— BEGIN Material supplied —

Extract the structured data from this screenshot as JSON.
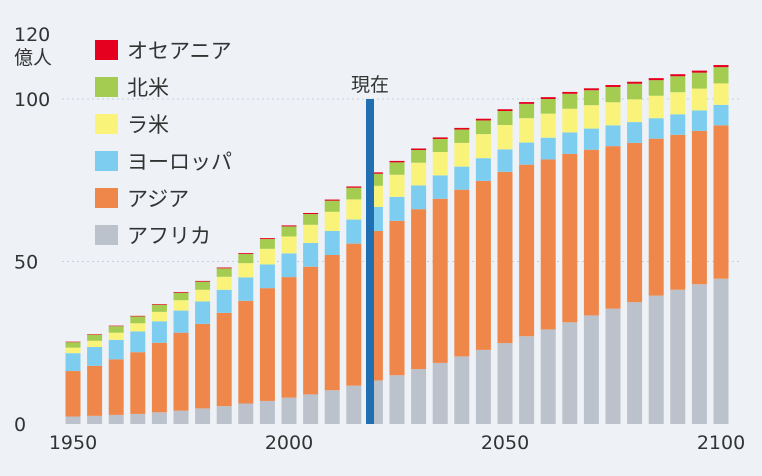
{
  "chart_data": {
    "type": "bar",
    "stacked": true,
    "ylabel_unit": "億人",
    "ylim": [
      0,
      120
    ],
    "y_ticks": [
      0,
      50,
      100,
      120
    ],
    "x_ticks": [
      "1950",
      "2000",
      "2050",
      "2100"
    ],
    "grid": "horizontal dotted",
    "legend_position": "top-left",
    "annotation": {
      "label": "現在",
      "x": 2020
    },
    "x": [
      1950,
      1955,
      1960,
      1965,
      1970,
      1975,
      1980,
      1985,
      1990,
      1995,
      2000,
      2005,
      2010,
      2015,
      2020,
      2025,
      2030,
      2035,
      2040,
      2045,
      2050,
      2055,
      2060,
      2065,
      2070,
      2075,
      2080,
      2085,
      2090,
      2095,
      2100
    ],
    "series": [
      {
        "name": "アフリカ",
        "color": "#bbc2cb",
        "values": [
          2.3,
          2.5,
          2.8,
          3.1,
          3.6,
          4.1,
          4.8,
          5.5,
          6.3,
          7.1,
          8.1,
          9.1,
          10.4,
          11.8,
          13.4,
          15.0,
          16.9,
          18.8,
          20.8,
          22.8,
          24.9,
          27.0,
          29.1,
          31.3,
          33.4,
          35.5,
          37.5,
          39.5,
          41.3,
          43.0,
          44.7
        ]
      },
      {
        "name": "アジア",
        "color": "#f0874a",
        "values": [
          14.0,
          15.4,
          17.1,
          19.0,
          21.4,
          24.0,
          26.0,
          28.7,
          31.6,
          34.7,
          37.1,
          39.3,
          41.6,
          43.7,
          46.0,
          47.5,
          49.2,
          50.5,
          51.3,
          52.0,
          52.7,
          52.8,
          52.3,
          51.8,
          51.0,
          50.0,
          49.0,
          48.3,
          47.7,
          47.2,
          47.2
        ]
      },
      {
        "name": "ヨーロッパ",
        "color": "#7dcdf0",
        "values": [
          5.5,
          5.8,
          6.0,
          6.4,
          6.6,
          6.8,
          6.9,
          7.1,
          7.2,
          7.3,
          7.3,
          7.3,
          7.4,
          7.4,
          7.4,
          7.4,
          7.3,
          7.2,
          7.1,
          7.0,
          6.9,
          6.8,
          6.7,
          6.6,
          6.5,
          6.4,
          6.4,
          6.3,
          6.3,
          6.3,
          6.3
        ]
      },
      {
        "name": "ラ米",
        "color": "#faf37a",
        "values": [
          1.7,
          1.9,
          2.2,
          2.5,
          2.9,
          3.2,
          3.6,
          4.0,
          4.4,
          4.8,
          5.2,
          5.6,
          5.9,
          6.2,
          6.5,
          6.8,
          7.0,
          7.2,
          7.3,
          7.4,
          7.5,
          7.5,
          7.4,
          7.3,
          7.2,
          7.1,
          7.0,
          6.9,
          6.8,
          6.7,
          6.6
        ]
      },
      {
        "name": "北米",
        "color": "#a3cc51",
        "values": [
          1.7,
          1.9,
          2.0,
          2.1,
          2.2,
          2.3,
          2.5,
          2.6,
          2.8,
          3.0,
          3.1,
          3.3,
          3.4,
          3.6,
          3.7,
          3.8,
          3.9,
          4.0,
          4.1,
          4.2,
          4.3,
          4.4,
          4.5,
          4.6,
          4.6,
          4.7,
          4.8,
          4.8,
          4.9,
          4.9,
          5.0
        ]
      },
      {
        "name": "オセアニア",
        "color": "#e6001f",
        "values": [
          0.13,
          0.14,
          0.16,
          0.18,
          0.2,
          0.22,
          0.23,
          0.25,
          0.27,
          0.29,
          0.31,
          0.33,
          0.36,
          0.39,
          0.43,
          0.45,
          0.47,
          0.49,
          0.51,
          0.53,
          0.55,
          0.56,
          0.57,
          0.58,
          0.59,
          0.6,
          0.61,
          0.62,
          0.63,
          0.64,
          0.65
        ]
      }
    ]
  }
}
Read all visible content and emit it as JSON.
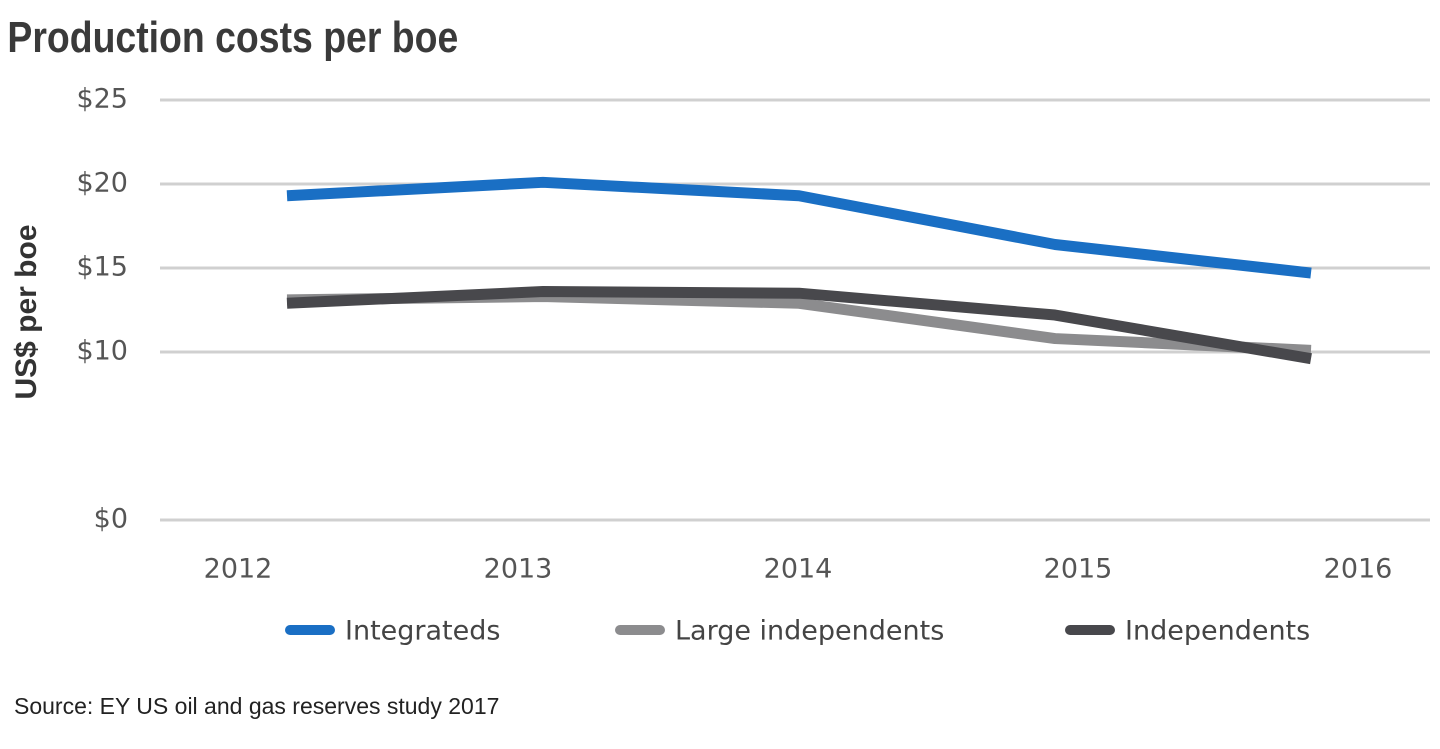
{
  "chart_data": {
    "type": "line",
    "title": "Production costs per boe",
    "y_label": "US$ per boe",
    "source": "Source: EY US oil and gas reserves study 2017",
    "categories": [
      "2012",
      "2013",
      "2014",
      "2015",
      "2016"
    ],
    "series": [
      {
        "name": "Integrateds",
        "color": "#1a6fc4",
        "values": [
          19.3,
          20.1,
          19.3,
          16.4,
          14.7
        ]
      },
      {
        "name": "Large independents",
        "color": "#8c8c8e",
        "values": [
          13.1,
          13.3,
          12.9,
          10.8,
          10.1
        ]
      },
      {
        "name": "Independents",
        "color": "#48484c",
        "values": [
          12.9,
          13.6,
          13.5,
          12.2,
          9.6
        ]
      }
    ],
    "ylim": [
      0,
      25
    ],
    "yticks": [
      {
        "value": 0,
        "label": "$0"
      },
      {
        "value": 10,
        "label": "$10"
      },
      {
        "value": 15,
        "label": "$15"
      },
      {
        "value": 20,
        "label": "$20"
      },
      {
        "value": 25,
        "label": "$25"
      }
    ],
    "grid": true
  }
}
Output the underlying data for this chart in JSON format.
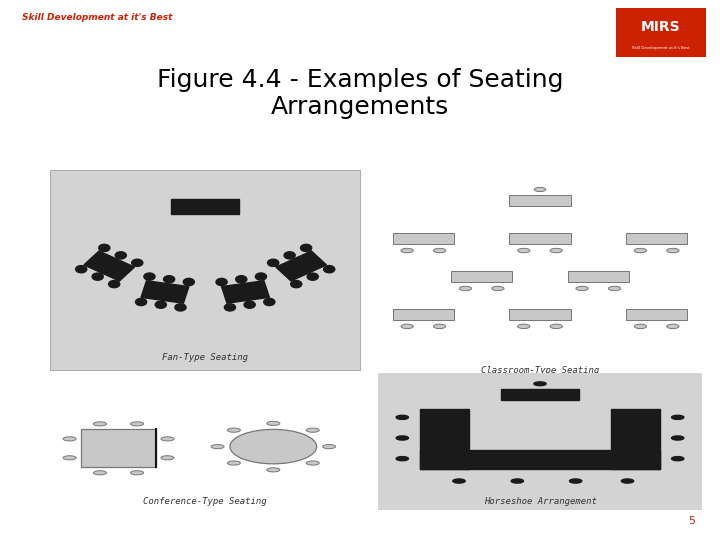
{
  "title": "Figure 4.4 - Examples of Seating\nArrangements",
  "header_text": "Skill Development at it's Best",
  "header_color": "#cc2200",
  "title_color": "#000000",
  "title_fontsize": 18,
  "bg_color": "#ffffff",
  "panel_bg": "#d3d3d3",
  "panel_bg2": "#e8e8e8",
  "dark": "#1a1a1a",
  "gray_rect": "#c8c8c8",
  "quad_labels": [
    "Fan-Type Seating",
    "Classroom-Type Seating",
    "Conference-Type Seating",
    "Horseshoe Arrangement"
  ]
}
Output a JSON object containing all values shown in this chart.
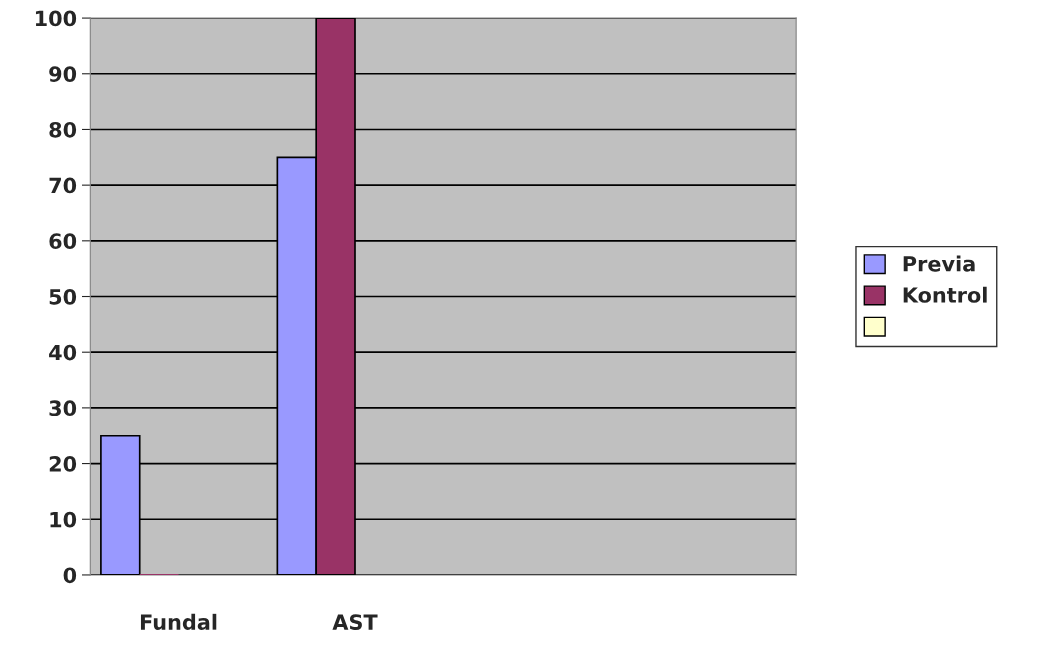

— END Material supplied —

**What you need to do:**
All entries must be written out again exactly as given, with no pictures in the copy.

**Finished task:**
Extract the structured data from this screenshot as JSON.
{
  "chart_data": {
    "type": "bar",
    "stacked": true,
    "ylabel_unit": "億人",
    "ylim": [
      0,
      120
    ],
    "y_ticks": [
      0,
      50,
      100,
      120
    ],
    "x_ticks": [
      "1950",
      "2000",
      "2050",
      "2100"
    ],
    "grid": "horizontal dotted",
    "legend_position": "top-left",
    "annotation": {
      "label": "現在",
      "x": 2020
    },
    "x": [
      1950,
      1955,
      1960,
      1965,
      1970,
      1975,
      1980,
      1985,
      1990,
      1995,
      2000,
      2005,
      2010,
      2015,
      2020,
      2025,
      2030,
      2035,
      2040,
      2045,
      2050,
      2055,
      2060,
      2065,
      2070,
      2075,
      2080,
      2085,
      2090,
      2095,
      2100
    ],
    "series": [
      {
        "name": "アフリカ",
        "color": "#bbc2cb",
        "values": [
          2.3,
          2.5,
          2.8,
          3.1,
          3.6,
          4.1,
          4.8,
          5.5,
          6.3,
          7.1,
          8.1,
          9.1,
          10.4,
          11.8,
          13.4,
          15.0,
          16.9,
          18.8,
          20.8,
          22.8,
          24.9,
          27.0,
          29.1,
          31.3,
          33.4,
          35.5,
          37.5,
          39.5,
          41.3,
          43.0,
          44.7
        ]
      },
      {
        "name": "アジア",
        "color": "#f0874a",
        "values": [
          14.0,
          15.4,
          17.1,
          19.0,
          21.4,
          24.0,
          26.0,
          28.7,
          31.6,
          34.7,
          37.1,
          39.3,
          41.6,
          43.7,
          46.0,
          47.5,
          49.2,
          50.5,
          51.3,
          52.0,
          52.7,
          52.8,
          52.3,
          51.8,
          51.0,
          50.0,
          49.0,
          48.3,
          47.7,
          47.2,
          47.2
        ]
      },
      {
        "name": "ヨーロッパ",
        "color": "#7dcdf0",
        "values": [
          5.5,
          5.8,
          6.0,
          6.4,
          6.6,
          6.8,
          6.9,
          7.1,
          7.2,
          7.3,
          7.3,
          7.3,
          7.4,
          7.4,
          7.4,
          7.4,
          7.3,
          7.2,
          7.1,
          7.0,
          6.9,
          6.8,
          6.7,
          6.6,
          6.5,
          6.4,
          6.4,
          6.3,
          6.3,
          6.3,
          6.3
        ]
      },
      {
        "name": "ラ米",
        "color": "#faf37a",
        "values": [
          1.7,
          1.9,
          2.2,
          2.5,
          2.9,
          3.2,
          3.6,
          4.0,
          4.4,
          4.8,
          5.2,
          5.6,
          5.9,
          6.2,
          6.5,
          6.8,
          7.0,
          7.2,
          7.3,
          7.4,
          7.5,
          7.5,
          7.4,
          7.3,
          7.2,
          7.1,
          7.0,
          6.9,
          6.8,
          6.7,
          6.6
        ]
      },
      {
        "name": "北米",
        "color": "#a3cc51",
        "values": [
          1.7,
          1.9,
          2.0,
          2.1,
          2.2,
          2.3,
          2.5,
          2.6,
          2.8,
          3.0,
          3.1,
          3.3,
          3.4,
          3.6,
          3.7,
          3.8,
          3.9,
          4.0,
          4.1,
          4.2,
          4.3,
          4.4,
          4.5,
          4.6,
          4.6,
          4.7,
          4.8,
          4.8,
          4.9,
          4.9,
          5.0
        ]
      },
      {
        "name": "オセアニア",
        "color": "#e6001f",
        "values": [
          0.13,
          0.14,
          0.16,
          0.18,
          0.2,
          0.22,
          0.23,
          0.25,
          0.27,
          0.29,
          0.31,
          0.33,
          0.36,
          0.39,
          0.43,
          0.45,
          0.47,
          0.49,
          0.51,
          0.53,
          0.55,
          0.56,
          0.57,
          0.58,
          0.59,
          0.6,
          0.61,
          0.62,
          0.63,
          0.64,
          0.65
        ]
      }
    ]
  }
}
Read all visible content and emit it as JSON.
{
  "chart_data": {
    "type": "line",
    "title": "Production costs per boe",
    "y_label": "US$ per boe",
    "source": "Source: EY US oil and gas reserves study 2017",
    "categories": [
      "2012",
      "2013",
      "2014",
      "2015",
      "2016"
    ],
    "series": [
      {
        "name": "Integrateds",
        "color": "#1a6fc4",
        "values": [
          19.3,
          20.1,
          19.3,
          16.4,
          14.7
        ]
      },
      {
        "name": "Large independents",
        "color": "#8c8c8e",
        "values": [
          13.1,
          13.3,
          12.9,
          10.8,
          10.1
        ]
      },
      {
        "name": "Independents",
        "color": "#48484c",
        "values": [
          12.9,
          13.6,
          13.5,
          12.2,
          9.6
        ]
      }
    ],
    "ylim": [
      0,
      25
    ],
    "yticks": [
      {
        "value": 0,
        "label": "$0"
      },
      {
        "value": 10,
        "label": "$10"
      },
      {
        "value": 15,
        "label": "$15"
      },
      {
        "value": 20,
        "label": "$20"
      },
      {
        "value": 25,
        "label": "$25"
      }
    ],
    "grid": true
  }
}
Output the underlying data for this chart in JSON format.
{
  "title": "Figure 4.4 - Examples of Seating\nArrangements",
  "header_text": "Skill Development at it's Best",
  "header_color": "#cc2200",
  "title_color": "#000000",
  "title_fontsize": 18,
  "bg_color": "#ffffff",
  "panel_bg": "#d3d3d3",
  "panel_bg2": "#e8e8e8",
  "dark": "#1a1a1a",
  "gray_rect": "#c8c8c8",
  "quad_labels": [
    "Fan-Type Seating",
    "Classroom-Type Seating",
    "Conference-Type Seating",
    "Horseshoe Arrangement"
  ]
}
Output a JSON object containing all values shown in this chart.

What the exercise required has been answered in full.